● **What this task involves**: Skip the pictures and quote all of the lines exactly.

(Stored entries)
begin

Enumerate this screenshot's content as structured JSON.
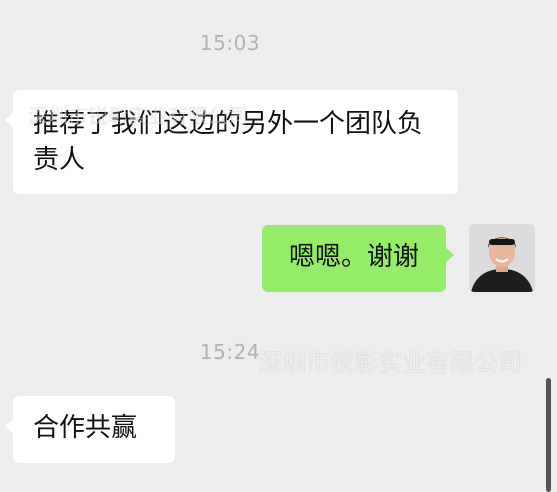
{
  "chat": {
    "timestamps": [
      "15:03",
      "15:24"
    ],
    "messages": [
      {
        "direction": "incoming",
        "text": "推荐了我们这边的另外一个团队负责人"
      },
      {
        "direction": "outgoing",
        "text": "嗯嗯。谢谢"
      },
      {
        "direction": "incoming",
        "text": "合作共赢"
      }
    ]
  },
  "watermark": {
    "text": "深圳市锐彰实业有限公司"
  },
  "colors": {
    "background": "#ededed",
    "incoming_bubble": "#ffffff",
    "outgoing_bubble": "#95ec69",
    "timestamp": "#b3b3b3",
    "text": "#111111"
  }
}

end

● **The output**:
Enumerate this screenshot's content as structured JSON.
{
  "chat": {
    "timestamps": [
      "15:03",
      "15:24"
    ],
    "messages": [
      {
        "direction": "incoming",
        "text": "推荐了我们这边的另外一个团队负责人"
      },
      {
        "direction": "outgoing",
        "text": "嗯嗯。谢谢"
      },
      {
        "direction": "incoming",
        "text": "合作共赢"
      }
    ]
  },
  "watermark": {
    "text": "深圳市锐彰实业有限公司"
  },
  "colors": {
    "background": "#ededed",
    "incoming_bubble": "#ffffff",
    "outgoing_bubble": "#95ec69",
    "timestamp": "#b3b3b3",
    "text": "#111111"
  }
}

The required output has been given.